Crypto Currency has been all the rage lately. Most people don’t know jack about it besides that you have to “mine” it, and that it officially sent the video card market into a bubble that would make the housing bubble of 2007 look like child’s play. Needless to say it has become the new “net boogeyman” as the powers that be make it this uber elite, uber secure form of banking that is utterly anonymous (which is amusingly the exact OPPOSITE of what it really is) where one can hid their money and track about on the “dark web” (another misnomer that is crammed into every tech film these days). The crypto thriller, or crypto “Heist” genre has been taking off lately, and it was only a matter of time before someone decided to remake Oliver Stone’s Wall Street, but with Crypto currency instead of stock markets and bank trades. Well, sadly it was done on a much smaller scale, as Crypto’s director John Stalberg Jr. hams things up with a rather bland and generic script, and starring a few lower level actors to make this intriguing, but ultimately bland thriller.

» SHORT PROBLEM A
Output the rows of Block 1 as a Markdown table with columns "Index" and "Content", one row per line and blank lines omitted, starting with the first row and continuing through the row containing "wind-direction-point [112,283,116,287]".

» SUPPLIED MATERIAL
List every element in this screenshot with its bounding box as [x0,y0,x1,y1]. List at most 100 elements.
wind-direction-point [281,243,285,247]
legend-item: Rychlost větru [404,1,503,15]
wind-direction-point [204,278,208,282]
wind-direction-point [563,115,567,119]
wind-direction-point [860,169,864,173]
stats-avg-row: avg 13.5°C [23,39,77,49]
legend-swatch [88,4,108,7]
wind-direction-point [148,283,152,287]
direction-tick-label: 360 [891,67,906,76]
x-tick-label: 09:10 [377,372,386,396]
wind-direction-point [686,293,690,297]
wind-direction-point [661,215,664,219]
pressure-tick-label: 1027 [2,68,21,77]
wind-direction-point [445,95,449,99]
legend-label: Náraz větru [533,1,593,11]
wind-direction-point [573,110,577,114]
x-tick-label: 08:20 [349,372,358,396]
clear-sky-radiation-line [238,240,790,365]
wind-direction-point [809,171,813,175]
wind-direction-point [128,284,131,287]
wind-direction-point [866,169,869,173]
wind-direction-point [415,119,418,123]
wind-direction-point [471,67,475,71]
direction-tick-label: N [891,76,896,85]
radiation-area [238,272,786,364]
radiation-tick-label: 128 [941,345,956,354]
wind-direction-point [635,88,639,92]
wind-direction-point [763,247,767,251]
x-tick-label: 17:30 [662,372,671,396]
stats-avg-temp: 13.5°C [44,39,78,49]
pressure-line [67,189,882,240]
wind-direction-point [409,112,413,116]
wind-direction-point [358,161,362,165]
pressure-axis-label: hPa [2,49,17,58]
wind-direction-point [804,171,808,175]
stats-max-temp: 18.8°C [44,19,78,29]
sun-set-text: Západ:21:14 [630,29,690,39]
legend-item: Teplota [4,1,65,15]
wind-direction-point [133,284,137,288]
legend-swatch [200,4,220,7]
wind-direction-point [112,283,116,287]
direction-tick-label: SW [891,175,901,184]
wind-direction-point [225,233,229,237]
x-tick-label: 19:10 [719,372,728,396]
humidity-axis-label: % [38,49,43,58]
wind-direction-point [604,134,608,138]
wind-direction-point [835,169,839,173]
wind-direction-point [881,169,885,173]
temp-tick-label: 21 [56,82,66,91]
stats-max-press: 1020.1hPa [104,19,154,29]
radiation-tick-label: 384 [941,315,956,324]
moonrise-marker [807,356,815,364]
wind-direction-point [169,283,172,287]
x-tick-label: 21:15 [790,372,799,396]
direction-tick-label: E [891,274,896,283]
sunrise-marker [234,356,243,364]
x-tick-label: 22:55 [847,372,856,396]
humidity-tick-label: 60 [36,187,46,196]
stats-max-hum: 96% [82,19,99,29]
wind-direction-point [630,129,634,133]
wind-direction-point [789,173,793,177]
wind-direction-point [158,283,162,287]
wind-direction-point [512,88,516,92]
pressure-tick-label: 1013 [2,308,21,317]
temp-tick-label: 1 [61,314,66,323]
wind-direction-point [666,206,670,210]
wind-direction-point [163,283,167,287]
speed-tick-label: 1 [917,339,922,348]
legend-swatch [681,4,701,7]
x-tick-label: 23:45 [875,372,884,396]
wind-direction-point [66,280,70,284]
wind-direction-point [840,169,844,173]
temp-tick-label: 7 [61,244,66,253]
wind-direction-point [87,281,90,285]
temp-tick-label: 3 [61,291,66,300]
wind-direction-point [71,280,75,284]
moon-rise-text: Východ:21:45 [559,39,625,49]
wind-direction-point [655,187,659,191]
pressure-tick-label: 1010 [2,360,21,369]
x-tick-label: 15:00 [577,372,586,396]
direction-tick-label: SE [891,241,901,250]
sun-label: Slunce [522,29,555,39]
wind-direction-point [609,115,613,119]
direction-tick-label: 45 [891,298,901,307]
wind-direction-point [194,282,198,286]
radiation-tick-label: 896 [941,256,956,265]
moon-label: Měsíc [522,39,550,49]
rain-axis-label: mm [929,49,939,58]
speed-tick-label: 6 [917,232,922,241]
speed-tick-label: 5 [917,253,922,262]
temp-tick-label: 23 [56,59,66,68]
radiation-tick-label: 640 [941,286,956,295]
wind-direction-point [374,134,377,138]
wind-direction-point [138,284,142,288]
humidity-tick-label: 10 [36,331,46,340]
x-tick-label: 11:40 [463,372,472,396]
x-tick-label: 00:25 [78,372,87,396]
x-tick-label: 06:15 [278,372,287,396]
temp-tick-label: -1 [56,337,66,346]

» SHORT PROBLEM B
In the film review, who directed Crypto?

» TASK RESULT A
| Index | Content |
|---|---|
| 1 | List every element in this screenshot with its bounding box as [x0,y0,x1,y1]. List at most 100 elements. |
| 2 | wind-direction-point [281,243,285,247] |
| 3 | legend-item: Rychlost větru [404,1,503,15] |
| 4 | wind-direction-point [204,278,208,282] |
| 5 | wind-direction-point [563,115,567,119] |
| 6 | wind-direction-point [860,169,864,173] |
| 7 | stats-avg-row: avg 13.5°C [23,39,77,49] |
| 8 | legend-swatch [88,4,108,7] |
| 9 | wind-direction-point [148,283,152,287] |
| 10 | direction-tick-label: 360 [891,67,906,76] |
| 11 | x-tick-label: 09:10 [377,372,386,396] |
| 12 | wind-direction-point [686,293,690,297] |
| 13 | wind-direction-point [661,215,664,219] |
| 14 | pressure-tick-label: 1027 [2,68,21,77] |
| 15 | wind-direction-point [445,95,449,99] |
| 16 | legend-label: Náraz větru [533,1,593,11] |
| 17 | wind-direction-point [573,110,577,114] |
| 18 | x-tick-label: 08:20 [349,372,358,396] |
| 19 | clear-sky-radiation-line [238,240,790,365] |
| 20 | wind-direction-point [809,171,813,175] |
| 21 | wind-direction-point [128,284,131,287] |
| 22 | wind-direction-point [866,169,869,173] |
| 23 | wind-direction-point [415,119,418,123] |
| 24 | wind-direction-point [471,67,475,71] |
| 25 | direction-tick-label: N [891,76,896,85] |
| 26 | radiation-area [238,272,786,364] |
| 27 | radiation-tick-label: 128 [941,345,956,354] |
| 28 | wind-direction-point [635,88,639,92] |
| 29 | wind-direction-point [763,247,767,251] |
| 30 | x-tick-label: 17:30 [662,372,671,396] |
| 31 | stats-avg-temp: 13.5°C [44,39,78,49] |
| 32 | pressure-line [67,189,882,240] |
| 33 | wind-direction-point [409,112,413,116] |
| 34 | wind-direction-point [358,161,362,165] |
| 35 | pressure-axis-label: hPa [2,49,17,58] |
| 36 | wind-direction-point [804,171,808,175] |
| 37 | stats-max-temp: 18.8°C [44,19,78,29] |
| 38 | sun-set-text: Západ:21:14 [630,29,690,39] |
| 39 | legend-item: Teplota [4,1,65,15] |
| 40 | wind-direction-point [133,284,137,288] |
| 41 | legend-swatch [200,4,220,7] |
| 42 | wind-direction-point [112,283,116,287] |

» TASK RESULT B
John Stalberg Jr.